Extract to read section start

Not every 2024 change is dramatic, though. We compared one rule against its 2014 text line by line in our guide to cover rules in D&D 5e: the mechanics barely moved, but one related change quietly matters.
The second is that the citation experience is half the product. A rules answer you can verify in four seconds is a different thing from a rules answer you can verify in two minutes. The first one you check, the second one you don't. The SRD viewer is built around making verification fast enough that you actually do it. The model accuracy will keep getting better on both sides, a year from now both engines will get the Smite question right, but the part that stays useful is whether you can trust the tool at game speed.
We tested this on the SRD because it's where a GM lives during a session, and because ChatGPT could plausibly compete on it once it had the PDF. The same retrieval and the same source-jump runs against any rulebook or adventure you upload, including the homebrew zine your friend wrote in Word in 2019. That's harder to demo in a head-to-head, because ChatGPT doesn't have your homebrew. It's also the reason most of our paying users are paying us.

Extract to read section end
Information shown section start

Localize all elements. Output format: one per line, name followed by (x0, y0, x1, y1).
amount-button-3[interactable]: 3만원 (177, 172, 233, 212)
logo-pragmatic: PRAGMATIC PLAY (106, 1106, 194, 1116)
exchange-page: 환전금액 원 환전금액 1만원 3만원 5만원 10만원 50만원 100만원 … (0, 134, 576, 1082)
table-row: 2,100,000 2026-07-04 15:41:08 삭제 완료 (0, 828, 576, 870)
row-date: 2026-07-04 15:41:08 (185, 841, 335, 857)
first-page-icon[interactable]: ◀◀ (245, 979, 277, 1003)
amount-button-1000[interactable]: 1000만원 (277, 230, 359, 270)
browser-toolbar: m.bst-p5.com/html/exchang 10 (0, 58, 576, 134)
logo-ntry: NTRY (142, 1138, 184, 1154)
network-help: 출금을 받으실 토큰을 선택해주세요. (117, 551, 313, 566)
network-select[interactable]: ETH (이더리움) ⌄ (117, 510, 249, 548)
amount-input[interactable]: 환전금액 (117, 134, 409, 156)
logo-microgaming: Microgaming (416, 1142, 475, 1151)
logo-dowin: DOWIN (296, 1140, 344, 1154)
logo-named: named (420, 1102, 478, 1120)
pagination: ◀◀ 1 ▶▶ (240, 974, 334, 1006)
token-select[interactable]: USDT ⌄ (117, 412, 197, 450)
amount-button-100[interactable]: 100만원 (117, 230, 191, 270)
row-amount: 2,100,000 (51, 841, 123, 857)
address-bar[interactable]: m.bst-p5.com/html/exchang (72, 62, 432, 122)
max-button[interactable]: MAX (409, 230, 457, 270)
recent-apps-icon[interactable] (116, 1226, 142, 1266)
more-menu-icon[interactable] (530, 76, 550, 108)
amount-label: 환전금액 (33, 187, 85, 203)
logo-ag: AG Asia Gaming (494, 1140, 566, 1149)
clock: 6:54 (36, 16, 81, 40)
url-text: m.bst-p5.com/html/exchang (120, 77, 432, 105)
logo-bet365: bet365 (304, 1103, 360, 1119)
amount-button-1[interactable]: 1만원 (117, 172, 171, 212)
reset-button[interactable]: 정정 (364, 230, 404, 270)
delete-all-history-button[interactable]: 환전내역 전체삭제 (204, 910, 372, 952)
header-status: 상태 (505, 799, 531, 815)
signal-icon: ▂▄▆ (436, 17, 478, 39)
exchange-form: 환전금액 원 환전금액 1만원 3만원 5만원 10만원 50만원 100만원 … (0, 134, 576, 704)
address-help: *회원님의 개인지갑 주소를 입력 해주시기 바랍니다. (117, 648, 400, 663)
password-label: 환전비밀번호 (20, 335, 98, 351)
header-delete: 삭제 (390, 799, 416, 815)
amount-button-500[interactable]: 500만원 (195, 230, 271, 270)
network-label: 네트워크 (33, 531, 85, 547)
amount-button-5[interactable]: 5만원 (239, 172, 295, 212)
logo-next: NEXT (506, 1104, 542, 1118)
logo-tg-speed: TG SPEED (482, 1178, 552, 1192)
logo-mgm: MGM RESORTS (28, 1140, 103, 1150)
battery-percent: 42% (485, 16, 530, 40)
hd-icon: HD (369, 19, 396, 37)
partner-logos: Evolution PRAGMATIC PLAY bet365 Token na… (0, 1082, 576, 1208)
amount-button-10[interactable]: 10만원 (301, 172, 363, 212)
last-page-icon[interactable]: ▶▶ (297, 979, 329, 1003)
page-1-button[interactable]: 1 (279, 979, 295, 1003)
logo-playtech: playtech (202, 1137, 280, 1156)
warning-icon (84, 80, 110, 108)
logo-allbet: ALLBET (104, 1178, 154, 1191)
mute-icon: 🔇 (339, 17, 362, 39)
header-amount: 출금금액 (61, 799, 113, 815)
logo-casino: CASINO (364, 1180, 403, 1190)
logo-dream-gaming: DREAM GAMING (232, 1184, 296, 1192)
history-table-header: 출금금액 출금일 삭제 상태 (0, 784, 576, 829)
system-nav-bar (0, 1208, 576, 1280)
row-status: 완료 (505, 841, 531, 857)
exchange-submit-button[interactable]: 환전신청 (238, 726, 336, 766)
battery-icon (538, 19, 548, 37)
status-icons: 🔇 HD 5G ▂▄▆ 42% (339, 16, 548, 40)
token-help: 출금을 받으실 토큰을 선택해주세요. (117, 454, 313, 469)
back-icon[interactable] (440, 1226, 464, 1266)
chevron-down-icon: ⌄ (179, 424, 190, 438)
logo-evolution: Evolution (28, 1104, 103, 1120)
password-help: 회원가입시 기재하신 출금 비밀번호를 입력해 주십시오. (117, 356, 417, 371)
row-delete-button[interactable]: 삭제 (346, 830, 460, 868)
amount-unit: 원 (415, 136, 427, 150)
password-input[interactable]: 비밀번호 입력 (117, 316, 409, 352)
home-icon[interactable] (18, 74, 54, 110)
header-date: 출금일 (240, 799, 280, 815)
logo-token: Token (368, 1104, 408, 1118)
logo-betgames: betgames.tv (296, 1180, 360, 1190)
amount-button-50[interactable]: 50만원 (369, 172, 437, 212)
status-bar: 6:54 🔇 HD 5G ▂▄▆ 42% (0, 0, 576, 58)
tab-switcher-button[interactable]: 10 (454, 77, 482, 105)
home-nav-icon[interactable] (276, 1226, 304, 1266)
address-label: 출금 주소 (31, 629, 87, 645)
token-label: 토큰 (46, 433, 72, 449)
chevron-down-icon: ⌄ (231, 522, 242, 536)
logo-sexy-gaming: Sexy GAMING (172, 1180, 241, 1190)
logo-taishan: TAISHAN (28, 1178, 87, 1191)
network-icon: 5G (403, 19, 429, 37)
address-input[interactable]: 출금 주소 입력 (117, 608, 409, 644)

Information shown section end

Your assignment |
According to the extract about checking rules answers, what is the SRD viewer built around?

Exercise answer |
It is built around making verification fast enough that you actually do it.